Requirements: Identify each line in the records below that contains the word "TRƯƠNG", and copy it.

Records to use:
# # # # #

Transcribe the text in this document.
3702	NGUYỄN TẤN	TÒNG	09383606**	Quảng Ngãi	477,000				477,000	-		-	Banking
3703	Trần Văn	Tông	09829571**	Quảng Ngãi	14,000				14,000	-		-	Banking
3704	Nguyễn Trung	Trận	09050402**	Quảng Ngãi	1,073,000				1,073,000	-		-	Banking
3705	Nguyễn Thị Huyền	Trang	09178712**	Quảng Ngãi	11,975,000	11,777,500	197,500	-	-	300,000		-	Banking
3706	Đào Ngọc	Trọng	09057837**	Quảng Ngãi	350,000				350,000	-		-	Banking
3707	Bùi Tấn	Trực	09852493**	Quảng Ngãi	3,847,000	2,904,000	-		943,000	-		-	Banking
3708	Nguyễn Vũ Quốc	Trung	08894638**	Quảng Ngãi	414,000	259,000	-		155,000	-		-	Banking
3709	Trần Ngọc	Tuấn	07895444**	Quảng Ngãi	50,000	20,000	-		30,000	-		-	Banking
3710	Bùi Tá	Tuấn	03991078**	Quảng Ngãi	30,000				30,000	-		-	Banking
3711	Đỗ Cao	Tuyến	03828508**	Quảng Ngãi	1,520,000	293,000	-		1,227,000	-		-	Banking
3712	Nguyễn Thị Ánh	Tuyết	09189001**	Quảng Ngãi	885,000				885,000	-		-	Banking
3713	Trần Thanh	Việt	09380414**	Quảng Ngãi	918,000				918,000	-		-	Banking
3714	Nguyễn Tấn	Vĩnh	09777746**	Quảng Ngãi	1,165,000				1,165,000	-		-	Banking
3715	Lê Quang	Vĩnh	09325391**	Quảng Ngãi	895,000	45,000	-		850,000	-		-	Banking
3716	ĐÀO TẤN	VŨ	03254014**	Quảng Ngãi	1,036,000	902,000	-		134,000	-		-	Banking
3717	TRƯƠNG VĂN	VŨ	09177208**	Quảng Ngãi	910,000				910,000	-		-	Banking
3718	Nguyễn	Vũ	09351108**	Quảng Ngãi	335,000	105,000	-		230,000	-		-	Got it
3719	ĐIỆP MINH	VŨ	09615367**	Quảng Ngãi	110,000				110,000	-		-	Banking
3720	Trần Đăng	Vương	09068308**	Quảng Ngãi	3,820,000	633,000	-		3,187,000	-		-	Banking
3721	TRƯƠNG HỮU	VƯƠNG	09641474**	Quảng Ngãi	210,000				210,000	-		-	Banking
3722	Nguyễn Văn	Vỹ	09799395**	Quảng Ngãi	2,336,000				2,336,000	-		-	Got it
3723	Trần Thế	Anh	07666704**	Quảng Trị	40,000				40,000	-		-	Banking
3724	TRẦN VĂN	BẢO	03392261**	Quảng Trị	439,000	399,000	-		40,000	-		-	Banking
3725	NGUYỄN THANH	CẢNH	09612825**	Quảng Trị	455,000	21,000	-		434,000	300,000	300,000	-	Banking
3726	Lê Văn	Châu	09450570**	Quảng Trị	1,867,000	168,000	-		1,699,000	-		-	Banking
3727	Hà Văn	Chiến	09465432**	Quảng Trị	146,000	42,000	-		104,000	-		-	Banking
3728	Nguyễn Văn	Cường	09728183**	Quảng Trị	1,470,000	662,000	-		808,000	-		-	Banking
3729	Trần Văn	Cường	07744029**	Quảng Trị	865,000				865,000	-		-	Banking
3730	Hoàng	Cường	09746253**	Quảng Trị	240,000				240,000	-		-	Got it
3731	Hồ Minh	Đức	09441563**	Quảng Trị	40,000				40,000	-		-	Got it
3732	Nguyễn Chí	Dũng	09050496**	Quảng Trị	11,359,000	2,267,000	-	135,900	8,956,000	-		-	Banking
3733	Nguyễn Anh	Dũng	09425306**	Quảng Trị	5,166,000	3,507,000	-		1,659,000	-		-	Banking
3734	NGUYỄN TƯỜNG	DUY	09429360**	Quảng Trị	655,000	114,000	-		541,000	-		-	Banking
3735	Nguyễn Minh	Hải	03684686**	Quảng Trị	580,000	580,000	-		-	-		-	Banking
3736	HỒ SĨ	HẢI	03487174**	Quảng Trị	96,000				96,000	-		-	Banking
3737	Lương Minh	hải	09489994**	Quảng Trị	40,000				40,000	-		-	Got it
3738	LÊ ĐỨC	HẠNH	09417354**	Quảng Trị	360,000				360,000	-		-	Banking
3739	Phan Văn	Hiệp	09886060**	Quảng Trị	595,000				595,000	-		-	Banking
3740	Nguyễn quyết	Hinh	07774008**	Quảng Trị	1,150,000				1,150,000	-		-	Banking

# # # # #

Worked answer:
3717	TRƯƠNG VĂN	VŨ	09177208**	Quảng Ngãi	910,000				910,000	-		-	Banking
3721	TRƯƠNG HỮU	VƯƠNG	09641474**	Quảng Ngãi	210,000				210,000	-		-	Banking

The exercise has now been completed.